* **WHAT YOU NEED TO DO**: Copy out all of the material exactly.

[A run of records]
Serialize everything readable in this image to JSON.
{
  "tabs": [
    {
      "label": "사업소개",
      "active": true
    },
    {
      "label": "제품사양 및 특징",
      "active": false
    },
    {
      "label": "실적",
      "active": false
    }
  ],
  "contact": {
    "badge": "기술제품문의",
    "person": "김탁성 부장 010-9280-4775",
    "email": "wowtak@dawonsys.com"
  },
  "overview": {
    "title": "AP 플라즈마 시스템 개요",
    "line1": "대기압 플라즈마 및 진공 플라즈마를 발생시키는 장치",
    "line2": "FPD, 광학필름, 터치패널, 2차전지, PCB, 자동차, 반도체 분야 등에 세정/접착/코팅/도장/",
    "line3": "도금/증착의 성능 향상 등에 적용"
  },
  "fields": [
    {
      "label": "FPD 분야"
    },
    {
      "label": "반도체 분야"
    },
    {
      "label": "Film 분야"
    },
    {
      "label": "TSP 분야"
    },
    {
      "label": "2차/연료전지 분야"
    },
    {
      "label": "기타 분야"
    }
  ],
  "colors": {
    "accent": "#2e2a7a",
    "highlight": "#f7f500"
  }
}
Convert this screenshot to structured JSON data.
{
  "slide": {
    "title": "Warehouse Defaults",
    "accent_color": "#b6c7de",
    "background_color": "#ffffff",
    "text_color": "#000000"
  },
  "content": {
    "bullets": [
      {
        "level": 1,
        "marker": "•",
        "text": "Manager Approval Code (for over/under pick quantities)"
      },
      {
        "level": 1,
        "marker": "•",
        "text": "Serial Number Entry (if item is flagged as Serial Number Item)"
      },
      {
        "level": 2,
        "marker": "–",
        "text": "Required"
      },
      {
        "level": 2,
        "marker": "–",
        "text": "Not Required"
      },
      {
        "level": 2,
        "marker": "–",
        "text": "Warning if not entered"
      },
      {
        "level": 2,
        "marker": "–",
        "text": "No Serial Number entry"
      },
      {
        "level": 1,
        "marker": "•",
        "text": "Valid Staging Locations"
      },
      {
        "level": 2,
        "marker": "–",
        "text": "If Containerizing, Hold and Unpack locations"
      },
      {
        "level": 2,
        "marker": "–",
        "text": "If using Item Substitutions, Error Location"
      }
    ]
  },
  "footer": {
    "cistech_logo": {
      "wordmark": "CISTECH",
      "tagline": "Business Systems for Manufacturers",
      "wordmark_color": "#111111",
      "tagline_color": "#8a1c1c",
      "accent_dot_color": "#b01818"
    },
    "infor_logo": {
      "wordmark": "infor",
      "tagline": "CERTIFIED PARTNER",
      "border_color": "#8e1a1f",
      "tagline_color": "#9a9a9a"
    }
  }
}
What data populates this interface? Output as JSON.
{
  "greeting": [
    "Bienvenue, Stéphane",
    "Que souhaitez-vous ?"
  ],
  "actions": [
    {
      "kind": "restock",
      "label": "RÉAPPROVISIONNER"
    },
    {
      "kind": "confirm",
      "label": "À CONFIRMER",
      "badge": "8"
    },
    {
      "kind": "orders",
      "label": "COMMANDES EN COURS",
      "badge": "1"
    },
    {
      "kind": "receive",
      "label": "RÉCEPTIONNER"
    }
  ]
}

* **FINISHED EXERCISE**:
Serialize everything readable in this image to JSON.
{
  "tabs": [
    {
      "label": "사업소개",
      "active": true
    },
    {
      "label": "제품사양 및 특징",
      "active": false
    },
    {
      "label": "실적",
      "active": false
    }
  ],
  "contact": {
    "badge": "기술제품문의",
    "person": "김탁성 부장 010-9280-4775",
    "email": "wowtak@dawonsys.com"
  },
  "overview": {
    "title": "AP 플라즈마 시스템 개요",
    "line1": "대기압 플라즈마 및 진공 플라즈마를 발생시키는 장치",
    "line2": "FPD, 광학필름, 터치패널, 2차전지, PCB, 자동차, 반도체 분야 등에 세정/접착/코팅/도장/",
    "line3": "도금/증착의 성능 향상 등에 적용"
  },
  "fields": [
    {
      "label": "FPD 분야"
    },
    {
      "label": "반도체 분야"
    },
    {
      "label": "Film 분야"
    },
    {
      "label": "TSP 분야"
    },
    {
      "label": "2차/연료전지 분야"
    },
    {
      "label": "기타 분야"
    }
  ],
  "colors": {
    "accent": "#2e2a7a",
    "highlight": "#f7f500"
  }
}
Convert this screenshot to structured JSON data.
{
  "slide": {
    "title": "Warehouse Defaults",
    "accent_color": "#b6c7de",
    "background_color": "#ffffff",
    "text_color": "#000000"
  },
  "content": {
    "bullets": [
      {
        "level": 1,
        "marker": "•",
        "text": "Manager Approval Code (for over/under pick quantities)"
      },
      {
        "level": 1,
        "marker": "•",
        "text": "Serial Number Entry (if item is flagged as Serial Number Item)"
      },
      {
        "level": 2,
        "marker": "–",
        "text": "Required"
      },
      {
        "level": 2,
        "marker": "–",
        "text": "Not Required"
      },
      {
        "level": 2,
        "marker": "–",
        "text": "Warning if not entered"
      },
      {
        "level": 2,
        "marker": "–",
        "text": "No Serial Number entry"
      },
      {
        "level": 1,
        "marker": "•",
        "text": "Valid Staging Locations"
      },
      {
        "level": 2,
        "marker": "–",
        "text": "If Containerizing, Hold and Unpack locations"
      },
      {
        "level": 2,
        "marker": "–",
        "text": "If using Item Substitutions, Error Location"
      }
    ]
  },
  "footer": {
    "cistech_logo": {
      "wordmark": "CISTECH",
      "tagline": "Business Systems for Manufacturers",
      "wordmark_color": "#111111",
      "tagline_color": "#8a1c1c",
      "accent_dot_color": "#b01818"
    },
    "infor_logo": {
      "wordmark": "infor",
      "tagline": "CERTIFIED PARTNER",
      "border_color": "#8e1a1f",
      "tagline_color": "#9a9a9a"
    }
  }
}
What data populates this interface? Output as JSON.
{
  "greeting": [
    "Bienvenue, Stéphane",
    "Que souhaitez-vous ?"
  ],
  "actions": [
    {
      "kind": "restock",
      "label": "RÉAPPROVISIONNER"
    },
    {
      "kind": "confirm",
      "label": "À CONFIRMER",
      "badge": "8"
    },
    {
      "kind": "orders",
      "label": "COMMANDES EN COURS",
      "badge": "1"
    },
    {
      "kind": "receive",
      "label": "RÉCEPTIONNER"
    }
  ]
}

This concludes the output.